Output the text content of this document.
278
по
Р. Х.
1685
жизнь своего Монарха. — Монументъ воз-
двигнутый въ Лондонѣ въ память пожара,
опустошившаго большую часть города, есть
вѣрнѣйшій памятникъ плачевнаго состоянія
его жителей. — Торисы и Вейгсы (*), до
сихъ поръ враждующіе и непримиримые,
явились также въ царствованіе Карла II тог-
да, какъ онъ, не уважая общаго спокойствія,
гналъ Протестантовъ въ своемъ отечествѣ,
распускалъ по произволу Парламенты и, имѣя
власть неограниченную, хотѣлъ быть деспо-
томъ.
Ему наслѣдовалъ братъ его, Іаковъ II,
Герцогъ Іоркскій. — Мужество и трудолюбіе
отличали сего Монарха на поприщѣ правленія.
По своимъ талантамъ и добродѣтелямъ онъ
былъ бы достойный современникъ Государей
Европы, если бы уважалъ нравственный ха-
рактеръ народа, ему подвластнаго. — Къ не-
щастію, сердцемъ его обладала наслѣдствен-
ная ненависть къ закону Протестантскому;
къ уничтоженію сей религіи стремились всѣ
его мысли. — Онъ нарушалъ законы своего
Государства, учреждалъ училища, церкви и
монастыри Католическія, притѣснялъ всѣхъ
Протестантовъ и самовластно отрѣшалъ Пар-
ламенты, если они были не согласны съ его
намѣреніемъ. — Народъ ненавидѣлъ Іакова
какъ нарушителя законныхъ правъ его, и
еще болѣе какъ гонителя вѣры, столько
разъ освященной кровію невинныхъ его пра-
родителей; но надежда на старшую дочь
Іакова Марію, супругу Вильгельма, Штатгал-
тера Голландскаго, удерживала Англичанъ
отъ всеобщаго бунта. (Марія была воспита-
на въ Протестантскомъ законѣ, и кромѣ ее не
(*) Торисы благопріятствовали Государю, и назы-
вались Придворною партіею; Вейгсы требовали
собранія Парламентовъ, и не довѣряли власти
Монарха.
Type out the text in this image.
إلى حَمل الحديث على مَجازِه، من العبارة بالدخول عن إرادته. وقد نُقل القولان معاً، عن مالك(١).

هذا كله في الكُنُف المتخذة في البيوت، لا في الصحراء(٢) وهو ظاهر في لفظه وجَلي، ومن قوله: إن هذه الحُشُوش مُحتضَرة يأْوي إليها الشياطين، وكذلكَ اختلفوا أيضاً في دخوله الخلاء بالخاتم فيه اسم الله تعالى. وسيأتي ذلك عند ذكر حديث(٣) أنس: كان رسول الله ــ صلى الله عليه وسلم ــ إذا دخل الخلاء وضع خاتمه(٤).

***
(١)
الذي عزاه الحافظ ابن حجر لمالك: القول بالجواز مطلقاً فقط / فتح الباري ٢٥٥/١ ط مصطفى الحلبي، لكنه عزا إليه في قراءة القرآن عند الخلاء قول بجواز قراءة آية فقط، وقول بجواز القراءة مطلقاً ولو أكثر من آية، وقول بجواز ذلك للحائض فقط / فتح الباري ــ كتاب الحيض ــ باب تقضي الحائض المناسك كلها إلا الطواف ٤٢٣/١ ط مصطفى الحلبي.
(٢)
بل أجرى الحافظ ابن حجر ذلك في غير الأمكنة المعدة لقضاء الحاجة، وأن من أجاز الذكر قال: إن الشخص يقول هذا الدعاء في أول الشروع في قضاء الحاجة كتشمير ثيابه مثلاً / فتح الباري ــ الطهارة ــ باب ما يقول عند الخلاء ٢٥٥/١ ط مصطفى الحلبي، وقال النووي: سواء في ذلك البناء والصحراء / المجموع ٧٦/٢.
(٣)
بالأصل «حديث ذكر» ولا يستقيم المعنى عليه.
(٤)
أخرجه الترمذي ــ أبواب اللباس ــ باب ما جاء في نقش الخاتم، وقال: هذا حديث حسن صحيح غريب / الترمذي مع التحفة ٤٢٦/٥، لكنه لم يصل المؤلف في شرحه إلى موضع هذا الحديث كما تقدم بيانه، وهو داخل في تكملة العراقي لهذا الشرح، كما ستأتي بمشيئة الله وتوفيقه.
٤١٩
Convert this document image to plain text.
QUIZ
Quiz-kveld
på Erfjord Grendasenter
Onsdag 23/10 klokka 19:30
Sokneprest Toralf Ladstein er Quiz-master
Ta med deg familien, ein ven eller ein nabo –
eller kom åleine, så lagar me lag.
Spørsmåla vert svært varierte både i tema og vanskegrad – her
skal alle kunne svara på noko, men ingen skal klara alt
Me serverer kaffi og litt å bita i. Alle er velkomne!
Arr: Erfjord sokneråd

····················

GIVEN EXERCISE - Give the entries once more, exactly as they appear.

WRITTEN RESPONSE -
Output the text content of this document.
278
по
Р. Х.
1685
жизнь своего Монарха. — Монументъ воз-
двигнутый въ Лондонѣ въ память пожара,
опустошившаго большую часть города, есть
вѣрнѣйшій памятникъ плачевнаго состоянія
его жителей. — Торисы и Вейгсы (*), до
сихъ поръ враждующіе и непримиримые,
явились также въ царствованіе Карла II тог-
да, какъ онъ, не уважая общаго спокойствія,
гналъ Протестантовъ въ своемъ отечествѣ,
распускалъ по произволу Парламенты и, имѣя
власть неограниченную, хотѣлъ быть деспо-
томъ.
Ему наслѣдовалъ братъ его, Іаковъ II,
Герцогъ Іоркскій. — Мужество и трудолюбіе
отличали сего Монарха на поприщѣ правленія.
По своимъ талантамъ и добродѣтелямъ онъ
былъ бы достойный современникъ Государей
Европы, если бы уважалъ нравственный ха-
рактеръ народа, ему подвластнаго. — Къ не-
щастію, сердцемъ его обладала наслѣдствен-
ная ненависть къ закону Протестантскому;
къ уничтоженію сей религіи стремились всѣ
его мысли. — Онъ нарушалъ законы своего
Государства, учреждалъ училища, церкви и
монастыри Католическія, притѣснялъ всѣхъ
Протестантовъ и самовластно отрѣшалъ Пар-
ламенты, если они были не согласны съ его
намѣреніемъ. — Народъ ненавидѣлъ Іакова
какъ нарушителя законныхъ правъ его, и
еще болѣе какъ гонителя вѣры, столько
разъ освященной кровію невинныхъ его пра-
родителей; но надежда на старшую дочь
Іакова Марію, супругу Вильгельма, Штатгал-
тера Голландскаго, удерживала Англичанъ
отъ всеобщаго бунта. (Марія была воспита-
на въ Протестантскомъ законѣ, и кромѣ ее не
(*) Торисы благопріятствовали Государю, и назы-
вались Придворною партіею; Вейгсы требовали
собранія Парламентовъ, и не довѣряли власти
Монарха.
Type out the text in this image.
إلى حَمل الحديث على مَجازِه، من العبارة بالدخول عن إرادته. وقد نُقل القولان معاً، عن مالك(١).

هذا كله في الكُنُف المتخذة في البيوت، لا في الصحراء(٢) وهو ظاهر في لفظه وجَلي، ومن قوله: إن هذه الحُشُوش مُحتضَرة يأْوي إليها الشياطين، وكذلكَ اختلفوا أيضاً في دخوله الخلاء بالخاتم فيه اسم الله تعالى. وسيأتي ذلك عند ذكر حديث(٣) أنس: كان رسول الله ــ صلى الله عليه وسلم ــ إذا دخل الخلاء وضع خاتمه(٤).

***
(١)
الذي عزاه الحافظ ابن حجر لمالك: القول بالجواز مطلقاً فقط / فتح الباري ٢٥٥/١ ط مصطفى الحلبي، لكنه عزا إليه في قراءة القرآن عند الخلاء قول بجواز قراءة آية فقط، وقول بجواز القراءة مطلقاً ولو أكثر من آية، وقول بجواز ذلك للحائض فقط / فتح الباري ــ كتاب الحيض ــ باب تقضي الحائض المناسك كلها إلا الطواف ٤٢٣/١ ط مصطفى الحلبي.
(٢)
بل أجرى الحافظ ابن حجر ذلك في غير الأمكنة المعدة لقضاء الحاجة، وأن من أجاز الذكر قال: إن الشخص يقول هذا الدعاء في أول الشروع في قضاء الحاجة كتشمير ثيابه مثلاً / فتح الباري ــ الطهارة ــ باب ما يقول عند الخلاء ٢٥٥/١ ط مصطفى الحلبي، وقال النووي: سواء في ذلك البناء والصحراء / المجموع ٧٦/٢.
(٣)
بالأصل «حديث ذكر» ولا يستقيم المعنى عليه.
(٤)
أخرجه الترمذي ــ أبواب اللباس ــ باب ما جاء في نقش الخاتم، وقال: هذا حديث حسن صحيح غريب / الترمذي مع التحفة ٤٢٦/٥، لكنه لم يصل المؤلف في شرحه إلى موضع هذا الحديث كما تقدم بيانه، وهو داخل في تكملة العراقي لهذا الشرح، كما ستأتي بمشيئة الله وتوفيقه.
٤١٩
Convert this document image to plain text.
QUIZ
Quiz-kveld
på Erfjord Grendasenter
Onsdag 23/10 klokka 19:30
Sokneprest Toralf Ladstein er Quiz-master
Ta med deg familien, ein ven eller ein nabo –
eller kom åleine, så lagar me lag.
Spørsmåla vert svært varierte både i tema og vanskegrad – her
skal alle kunne svara på noko, men ingen skal klara alt
Me serverer kaffi og litt å bita i. Alle er velkomne!
Arr: Erfjord sokneråd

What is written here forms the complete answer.